──────── Provided text
This is because the rock and the animal and the human live in different realms of being than the plant. The animal and the human both have an astral body, and the human alone has a mental body (or “ego-organization”) on which I will present more on later (and through which the distinction is made, as opposed to standard evolutionary thinking that humans are animals). The astral body is the body through which we experience feeling and dreaming.
The fourth/astral dimension is a strange place, and when entered into wholly, it is not unlike cartoons where Bugs Bunny goes to a distant planet. Bugs Bunny sees a hammer chasing a nail, a bizarre animal, and people with entirely different rules of living.
Steiner explains, “You must become used to reading each number symmetrically, as its mirror image. This is the basic prerequisite...relationships in time...must also be interpreted symmetrically -- that is, later events come first and earlier events appear later...There, the old emerges from the new...It is said of Kronos that he devoured his children. In the astral realm, offspring are not born but devoured.”
────────────────
## Task instructions
Write what comes next in the passage on the astral realm, picking up right after its closing quotation from Steiner.
──────── Records provided
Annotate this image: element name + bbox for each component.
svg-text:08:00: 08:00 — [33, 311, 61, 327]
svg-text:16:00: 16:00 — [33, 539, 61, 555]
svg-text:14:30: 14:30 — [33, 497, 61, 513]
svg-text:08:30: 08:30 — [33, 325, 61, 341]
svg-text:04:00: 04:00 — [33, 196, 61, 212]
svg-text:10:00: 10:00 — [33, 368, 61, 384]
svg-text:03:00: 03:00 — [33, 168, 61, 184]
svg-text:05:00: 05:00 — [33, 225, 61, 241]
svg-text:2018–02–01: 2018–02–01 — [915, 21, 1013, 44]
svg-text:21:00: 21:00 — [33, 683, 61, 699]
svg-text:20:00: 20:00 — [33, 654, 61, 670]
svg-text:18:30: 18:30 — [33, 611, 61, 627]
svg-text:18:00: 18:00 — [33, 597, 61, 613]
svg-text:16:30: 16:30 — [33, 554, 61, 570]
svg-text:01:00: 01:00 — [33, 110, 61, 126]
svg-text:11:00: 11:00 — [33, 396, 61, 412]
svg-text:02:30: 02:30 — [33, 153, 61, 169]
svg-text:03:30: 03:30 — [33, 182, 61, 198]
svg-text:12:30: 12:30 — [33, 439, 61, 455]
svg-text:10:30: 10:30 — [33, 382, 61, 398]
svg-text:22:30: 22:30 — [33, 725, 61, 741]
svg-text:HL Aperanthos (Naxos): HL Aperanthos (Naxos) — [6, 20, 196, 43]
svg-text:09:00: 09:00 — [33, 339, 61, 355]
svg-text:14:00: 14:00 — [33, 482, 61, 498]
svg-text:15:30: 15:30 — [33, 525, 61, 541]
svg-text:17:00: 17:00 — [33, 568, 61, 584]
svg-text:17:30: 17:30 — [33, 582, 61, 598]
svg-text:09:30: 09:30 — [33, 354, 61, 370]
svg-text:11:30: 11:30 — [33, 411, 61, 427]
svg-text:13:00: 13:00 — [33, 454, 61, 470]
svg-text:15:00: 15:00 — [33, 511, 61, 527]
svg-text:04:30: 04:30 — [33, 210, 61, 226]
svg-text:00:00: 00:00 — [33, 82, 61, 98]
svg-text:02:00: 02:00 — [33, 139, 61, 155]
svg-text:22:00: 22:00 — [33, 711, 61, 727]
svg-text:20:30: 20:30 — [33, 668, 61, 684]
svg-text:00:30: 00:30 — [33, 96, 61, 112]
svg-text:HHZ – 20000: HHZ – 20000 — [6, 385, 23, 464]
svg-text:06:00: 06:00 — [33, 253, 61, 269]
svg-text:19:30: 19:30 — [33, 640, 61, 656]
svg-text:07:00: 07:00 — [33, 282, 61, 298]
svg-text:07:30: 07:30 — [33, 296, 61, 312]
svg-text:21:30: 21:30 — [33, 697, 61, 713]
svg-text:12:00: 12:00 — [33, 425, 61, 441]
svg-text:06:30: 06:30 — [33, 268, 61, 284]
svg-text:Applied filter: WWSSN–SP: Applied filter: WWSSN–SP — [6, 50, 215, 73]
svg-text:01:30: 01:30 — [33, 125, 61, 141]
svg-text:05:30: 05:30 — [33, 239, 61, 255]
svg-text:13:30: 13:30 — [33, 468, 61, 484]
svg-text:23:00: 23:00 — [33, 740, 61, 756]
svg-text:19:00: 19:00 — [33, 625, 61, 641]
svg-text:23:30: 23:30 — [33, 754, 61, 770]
────────────────
## The reply
Events of great emotional weight also appear backwards. “Imagine, for example, that we see a wild animal approaching us in the astral realm, and it strangles us. That is how it appears to someone who is used to interpreting external events...In reality, the wild animal is an internal quality, an aspect of our own astral body is strangling us. The attacking strangler is a quality that is rooted in our own desires. If we have a vengeful thought, for example, the thought may appear in an external form, tormenting us as the Angel of Death.” The astral world is full of these reverse animals, which feels exact when you remember that the animal is a being of astrality that does not pulse strongly with a mental body.
Time apparently flows backwards in the fourth dimension or the astral realm because of that dimensional “bend” or “curve.” To ascend in dimensionality, the dominant form (point, line, plane, cube) must be algorhythmically added to itself. Easy enough to imagine when we bend a point to make it a line or bend a plane to make it a cube. Bending the cube is not so easy to imagine, but we can understand it through mirrors. When we bend spatiality, we create a mirror image -- like a right-handed glove appearing as a left-handed glove in the mirror. Time flows in the reverse to the lower dimensions.
So even as the animal runs towards us to tear at our throat, Steiner reminds us that our being is primary and that our freedom determines the animal. “In reality, everything in the astral world radiates from us... It comes back to us on all sides as if from the periphery, from infinite space. In truth, however, we are confronting only what our own astral body has given off.”
The invention of anxiety -- our astral body is the imagined future. We imagine it, yet it appears to be rushing towards us.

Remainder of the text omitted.